Work to complete: Every entry below should be repeated exactly; the pictures should not.

Working data:
+ + + + + + +

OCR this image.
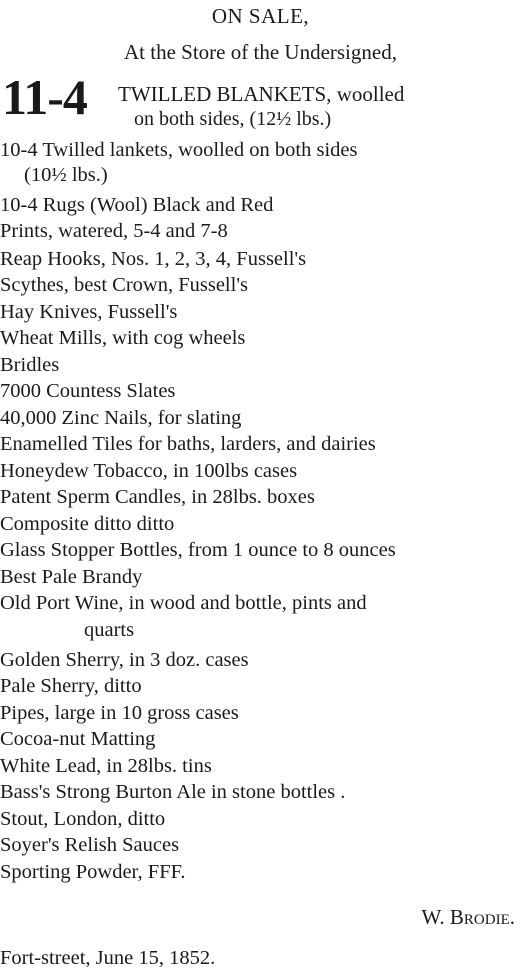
ON SALE,
At the Store of the Undersigned,
11-4 TWILLED BLANKETS, woolled
on both sides, (12½ lbs.)
10-4 Twilled lankets, woolled on both sides
(10½ lbs.)
10-4 Rugs (Wool) Black and Red
Prints, watered, 5-4 and 7-8
Reap Hooks, Nos. 1, 2, 3, 4, Fussell's
Scythes, best Crown, Fussell's
Hay Knives, Fussell's
Wheat Mills, with cog wheels
Bridles
7000 Countess Slates
40,000 Zinc Nails, for slating
Enamelled Tiles for baths, larders, and dairies
Honeydew Tobacco, in 100lbs cases
Patent Sperm Candles, in 28lbs. boxes
Composite ditto ditto
Glass Stopper Bottles, from 1 ounce to 8 ounces
Best Pale Brandy
Old Port Wine, in wood and bottle, pints and
quarts
Golden Sherry, in 3 doz. cases
Pale Sherry, ditto
Pipes, large in 10 gross cases
Cocoa-nut Matting
White Lead, in 28lbs. tins
Bass's Strong Burton Ale in stone bottles .
Stout, London, ditto
Soyer's Relish Sauces
Sporting Powder, FFF.
W. Brodie.
Fort-street, June 15, 1852.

+ + + + + + +

Worked solution:
OCR this image.
ON SALE,
At the Store of the Undersigned,
11-4 TWILLED BLANKETS, woolled
on both sides, (12½ lbs.)
10-4 Twilled lankets, woolled on both sides
(10½ lbs.)
10-4 Rugs (Wool) Black and Red
Prints, watered, 5-4 and 7-8
Reap Hooks, Nos. 1, 2, 3, 4, Fussell's
Scythes, best Crown, Fussell's
Hay Knives, Fussell's
Wheat Mills, with cog wheels
Bridles
7000 Countess Slates
40,000 Zinc Nails, for slating
Enamelled Tiles for baths, larders, and dairies
Honeydew Tobacco, in 100lbs cases
Patent Sperm Candles, in 28lbs. boxes
Composite ditto ditto
Glass Stopper Bottles, from 1 ounce to 8 ounces
Best Pale Brandy
Old Port Wine, in wood and bottle, pints and
quarts
Golden Sherry, in 3 doz. cases
Pale Sherry, ditto
Pipes, large in 10 gross cases
Cocoa-nut Matting
White Lead, in 28lbs. tins
Bass's Strong Burton Ale in stone bottles .
Stout, London, ditto
Soyer's Relish Sauces
Sporting Powder, FFF.
W. Brodie.
Fort-street, June 15, 1852.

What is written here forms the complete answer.